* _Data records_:

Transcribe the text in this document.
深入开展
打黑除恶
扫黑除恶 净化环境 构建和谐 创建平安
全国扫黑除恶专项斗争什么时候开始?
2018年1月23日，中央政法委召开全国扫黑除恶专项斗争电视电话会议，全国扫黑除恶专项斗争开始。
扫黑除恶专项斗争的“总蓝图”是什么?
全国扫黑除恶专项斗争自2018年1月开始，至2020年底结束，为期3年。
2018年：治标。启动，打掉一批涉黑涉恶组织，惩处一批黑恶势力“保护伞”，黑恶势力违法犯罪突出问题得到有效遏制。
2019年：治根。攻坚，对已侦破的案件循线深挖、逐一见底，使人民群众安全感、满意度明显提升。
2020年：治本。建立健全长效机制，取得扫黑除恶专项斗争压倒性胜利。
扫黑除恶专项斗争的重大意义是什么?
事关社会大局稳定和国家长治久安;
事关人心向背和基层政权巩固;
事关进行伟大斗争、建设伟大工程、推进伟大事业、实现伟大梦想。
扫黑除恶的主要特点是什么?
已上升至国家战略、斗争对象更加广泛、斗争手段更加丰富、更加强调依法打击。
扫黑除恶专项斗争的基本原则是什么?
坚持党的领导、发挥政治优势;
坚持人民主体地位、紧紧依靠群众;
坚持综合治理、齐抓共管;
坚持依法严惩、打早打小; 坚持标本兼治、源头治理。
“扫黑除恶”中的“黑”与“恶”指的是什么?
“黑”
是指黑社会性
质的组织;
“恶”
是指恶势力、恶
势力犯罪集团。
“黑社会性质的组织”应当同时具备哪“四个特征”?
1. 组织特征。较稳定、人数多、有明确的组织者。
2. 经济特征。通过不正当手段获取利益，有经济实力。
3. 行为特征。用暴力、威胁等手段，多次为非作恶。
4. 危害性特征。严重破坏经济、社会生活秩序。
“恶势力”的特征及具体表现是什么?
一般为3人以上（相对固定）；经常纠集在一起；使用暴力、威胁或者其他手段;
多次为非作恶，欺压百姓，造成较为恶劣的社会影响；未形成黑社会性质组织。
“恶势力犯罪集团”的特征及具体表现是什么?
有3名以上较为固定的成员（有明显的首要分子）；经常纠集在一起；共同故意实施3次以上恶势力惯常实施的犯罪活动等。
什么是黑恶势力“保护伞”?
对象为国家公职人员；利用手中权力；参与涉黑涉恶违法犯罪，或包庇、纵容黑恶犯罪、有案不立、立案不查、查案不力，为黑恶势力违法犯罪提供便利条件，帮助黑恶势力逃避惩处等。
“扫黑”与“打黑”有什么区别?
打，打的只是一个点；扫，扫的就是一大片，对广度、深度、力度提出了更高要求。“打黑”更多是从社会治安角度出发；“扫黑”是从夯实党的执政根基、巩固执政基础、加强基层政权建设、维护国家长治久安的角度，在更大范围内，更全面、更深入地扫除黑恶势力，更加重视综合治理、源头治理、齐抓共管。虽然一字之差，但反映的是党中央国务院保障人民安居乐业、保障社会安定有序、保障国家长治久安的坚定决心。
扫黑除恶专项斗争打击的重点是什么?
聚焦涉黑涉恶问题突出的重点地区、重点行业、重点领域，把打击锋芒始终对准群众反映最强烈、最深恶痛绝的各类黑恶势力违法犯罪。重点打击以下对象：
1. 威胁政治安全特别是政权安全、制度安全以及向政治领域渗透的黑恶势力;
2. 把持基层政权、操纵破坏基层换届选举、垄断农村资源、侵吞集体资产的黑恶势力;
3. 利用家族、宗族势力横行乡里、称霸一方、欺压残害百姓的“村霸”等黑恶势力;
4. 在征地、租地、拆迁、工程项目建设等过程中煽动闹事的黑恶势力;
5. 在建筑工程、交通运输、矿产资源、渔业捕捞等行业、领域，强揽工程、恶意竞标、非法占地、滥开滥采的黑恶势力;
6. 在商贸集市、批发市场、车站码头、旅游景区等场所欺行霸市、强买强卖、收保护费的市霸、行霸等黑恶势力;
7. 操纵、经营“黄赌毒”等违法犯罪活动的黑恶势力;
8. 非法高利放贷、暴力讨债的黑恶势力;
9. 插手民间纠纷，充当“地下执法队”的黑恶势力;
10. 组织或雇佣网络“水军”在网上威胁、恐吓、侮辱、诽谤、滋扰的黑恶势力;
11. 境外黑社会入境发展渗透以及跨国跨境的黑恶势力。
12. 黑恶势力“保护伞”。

* _What this task involves_: Every entry should be output exactly as written, please.

* _The response_:
Transcribe the text in this document.
深入开展
打黑除恶
扫黑除恶 净化环境 构建和谐 创建平安
全国扫黑除恶专项斗争什么时候开始?
2018年1月23日，中央政法委召开全国扫黑除恶专项斗争电视电话会议，全国扫黑除恶专项斗争开始。
扫黑除恶专项斗争的“总蓝图”是什么?
全国扫黑除恶专项斗争自2018年1月开始，至2020年底结束，为期3年。
2018年：治标。启动，打掉一批涉黑涉恶组织，惩处一批黑恶势力“保护伞”，黑恶势力违法犯罪突出问题得到有效遏制。
2019年：治根。攻坚，对已侦破的案件循线深挖、逐一见底，使人民群众安全感、满意度明显提升。
2020年：治本。建立健全长效机制，取得扫黑除恶专项斗争压倒性胜利。
扫黑除恶专项斗争的重大意义是什么?
事关社会大局稳定和国家长治久安;
事关人心向背和基层政权巩固;
事关进行伟大斗争、建设伟大工程、推进伟大事业、实现伟大梦想。
扫黑除恶的主要特点是什么?
已上升至国家战略、斗争对象更加广泛、斗争手段更加丰富、更加强调依法打击。
扫黑除恶专项斗争的基本原则是什么?
坚持党的领导、发挥政治优势;
坚持人民主体地位、紧紧依靠群众;
坚持综合治理、齐抓共管;
坚持依法严惩、打早打小; 坚持标本兼治、源头治理。
“扫黑除恶”中的“黑”与“恶”指的是什么?
“黑”
是指黑社会性
质的组织;
“恶”
是指恶势力、恶
势力犯罪集团。
“黑社会性质的组织”应当同时具备哪“四个特征”?
1. 组织特征。较稳定、人数多、有明确的组织者。
2. 经济特征。通过不正当手段获取利益，有经济实力。
3. 行为特征。用暴力、威胁等手段，多次为非作恶。
4. 危害性特征。严重破坏经济、社会生活秩序。
“恶势力”的特征及具体表现是什么?
一般为3人以上（相对固定）；经常纠集在一起；使用暴力、威胁或者其他手段;
多次为非作恶，欺压百姓，造成较为恶劣的社会影响；未形成黑社会性质组织。
“恶势力犯罪集团”的特征及具体表现是什么?
有3名以上较为固定的成员（有明显的首要分子）；经常纠集在一起；共同故意实施3次以上恶势力惯常实施的犯罪活动等。
什么是黑恶势力“保护伞”?
对象为国家公职人员；利用手中权力；参与涉黑涉恶违法犯罪，或包庇、纵容黑恶犯罪、有案不立、立案不查、查案不力，为黑恶势力违法犯罪提供便利条件，帮助黑恶势力逃避惩处等。
“扫黑”与“打黑”有什么区别?
打，打的只是一个点；扫，扫的就是一大片，对广度、深度、力度提出了更高要求。“打黑”更多是从社会治安角度出发；“扫黑”是从夯实党的执政根基、巩固执政基础、加强基层政权建设、维护国家长治久安的角度，在更大范围内，更全面、更深入地扫除黑恶势力，更加重视综合治理、源头治理、齐抓共管。虽然一字之差，但反映的是党中央国务院保障人民安居乐业、保障社会安定有序、保障国家长治久安的坚定决心。
扫黑除恶专项斗争打击的重点是什么?
聚焦涉黑涉恶问题突出的重点地区、重点行业、重点领域，把打击锋芒始终对准群众反映最强烈、最深恶痛绝的各类黑恶势力违法犯罪。重点打击以下对象：
1. 威胁政治安全特别是政权安全、制度安全以及向政治领域渗透的黑恶势力;
2. 把持基层政权、操纵破坏基层换届选举、垄断农村资源、侵吞集体资产的黑恶势力;
3. 利用家族、宗族势力横行乡里、称霸一方、欺压残害百姓的“村霸”等黑恶势力;
4. 在征地、租地、拆迁、工程项目建设等过程中煽动闹事的黑恶势力;
5. 在建筑工程、交通运输、矿产资源、渔业捕捞等行业、领域，强揽工程、恶意竞标、非法占地、滥开滥采的黑恶势力;
6. 在商贸集市、批发市场、车站码头、旅游景区等场所欺行霸市、强买强卖、收保护费的市霸、行霸等黑恶势力;
7. 操纵、经营“黄赌毒”等违法犯罪活动的黑恶势力;
8. 非法高利放贷、暴力讨债的黑恶势力;
9. 插手民间纠纷，充当“地下执法队”的黑恶势力;
10. 组织或雇佣网络“水军”在网上威胁、恐吓、侮辱、诽谤、滋扰的黑恶势力;
11. 境外黑社会入境发展渗透以及跨国跨境的黑恶势力。
12. 黑恶势力“保护伞”。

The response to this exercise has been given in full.